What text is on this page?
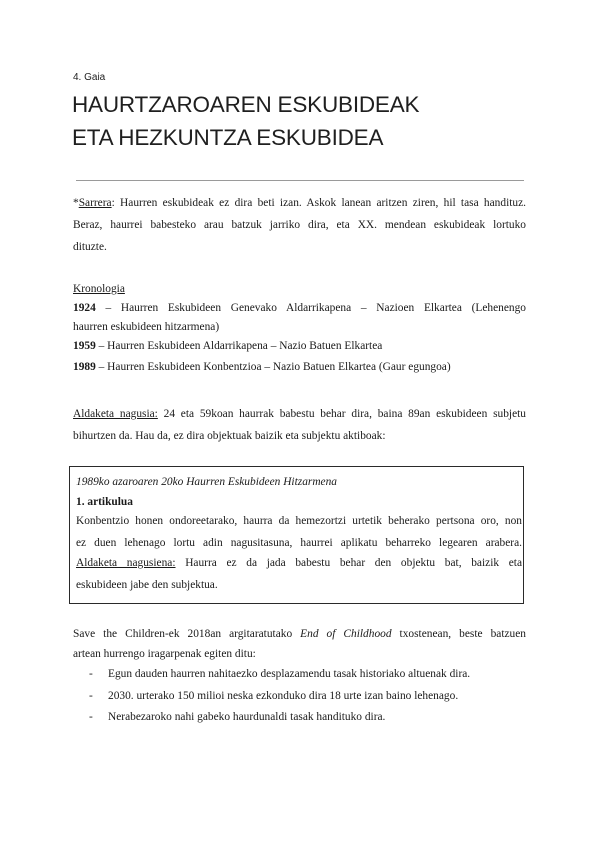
4. Gaia
HAURTZAROAREN ESKUBIDEAK
ETA HEZKUNTZA ESKUBIDEA
*Sarrera: Haurren eskubideak ez dira beti izan. Askok lanean aritzen ziren, hil tasa handituz.
Beraz, haurrei babesteko arau batzuk jarriko dira, eta XX. mendean eskubideak lortuko
dituzte.
Kronologia
1924 – Haurren Eskubideen Genevako Aldarrikapena – Nazioen Elkartea (Lehenengo
haurren eskubideen hitzarmena)
1959 – Haurren Eskubideen Aldarrikapena – Nazio Batuen Elkartea
1989 – Haurren Eskubideen Konbentzioa – Nazio Batuen Elkartea (Gaur egungoa)
Aldaketa nagusia: 24 eta 59koan haurrak babestu behar dira, baina 89an eskubideen subjetu
bihurtzen da. Hau da, ez dira objektuak baizik eta subjektu aktiboak:
1989ko azaroaren 20ko Haurren Eskubideen Hitzarmena
1. artikulua
Konbentzio honen ondoreetarako, haurra da hemezortzi urtetik beherako pertsona oro, non
ez duen lehenago lortu adin nagusitasuna, haurrei aplikatu beharreko legearen arabera.
Aldaketa nagusiena: Haurra ez da jada babestu behar den objektu bat, baizik eta
eskubideen jabe den subjektua.
Save the Children-ek 2018an argitaratutako End of Childhood txostenean, beste batzuen
artean hurrengo iragarpenak egiten ditu:
- Egun dauden haurren nahitaezko desplazamendu tasak historiako altuenak dira.
- 2030. urterako 150 milioi neska ezkonduko dira 18 urte izan baino lehenago.
- Nerabezaroko nahi gabeko haurdunaldi tasak handituko dira.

☆ ☆ ☆

OBJECTIVE - Omitting all images, retype each line of the records precisely.

PROBLEM SOLUTION -
What text is on this page?
4. Gaia
HAURTZAROAREN ESKUBIDEAK
ETA HEZKUNTZA ESKUBIDEA
*Sarrera: Haurren eskubideak ez dira beti izan. Askok lanean aritzen ziren, hil tasa handituz.
Beraz, haurrei babesteko arau batzuk jarriko dira, eta XX. mendean eskubideak lortuko
dituzte.
Kronologia
1924 – Haurren Eskubideen Genevako Aldarrikapena – Nazioen Elkartea (Lehenengo
haurren eskubideen hitzarmena)
1959 – Haurren Eskubideen Aldarrikapena – Nazio Batuen Elkartea
1989 – Haurren Eskubideen Konbentzioa – Nazio Batuen Elkartea (Gaur egungoa)
Aldaketa nagusia: 24 eta 59koan haurrak babestu behar dira, baina 89an eskubideen subjetu
bihurtzen da. Hau da, ez dira objektuak baizik eta subjektu aktiboak:
1989ko azaroaren 20ko Haurren Eskubideen Hitzarmena
1. artikulua
Konbentzio honen ondoreetarako, haurra da hemezortzi urtetik beherako pertsona oro, non
ez duen lehenago lortu adin nagusitasuna, haurrei aplikatu beharreko legearen arabera.
Aldaketa nagusiena: Haurra ez da jada babestu behar den objektu bat, baizik eta
eskubideen jabe den subjektua.
Save the Children-ek 2018an argitaratutako End of Childhood txostenean, beste batzuen
artean hurrengo iragarpenak egiten ditu:
- Egun dauden haurren nahitaezko desplazamendu tasak historiako altuenak dira.
- 2030. urterako 150 milioi neska ezkonduko dira 18 urte izan baino lehenago.
- Nerabezaroko nahi gabeko haurdunaldi tasak handituko dira.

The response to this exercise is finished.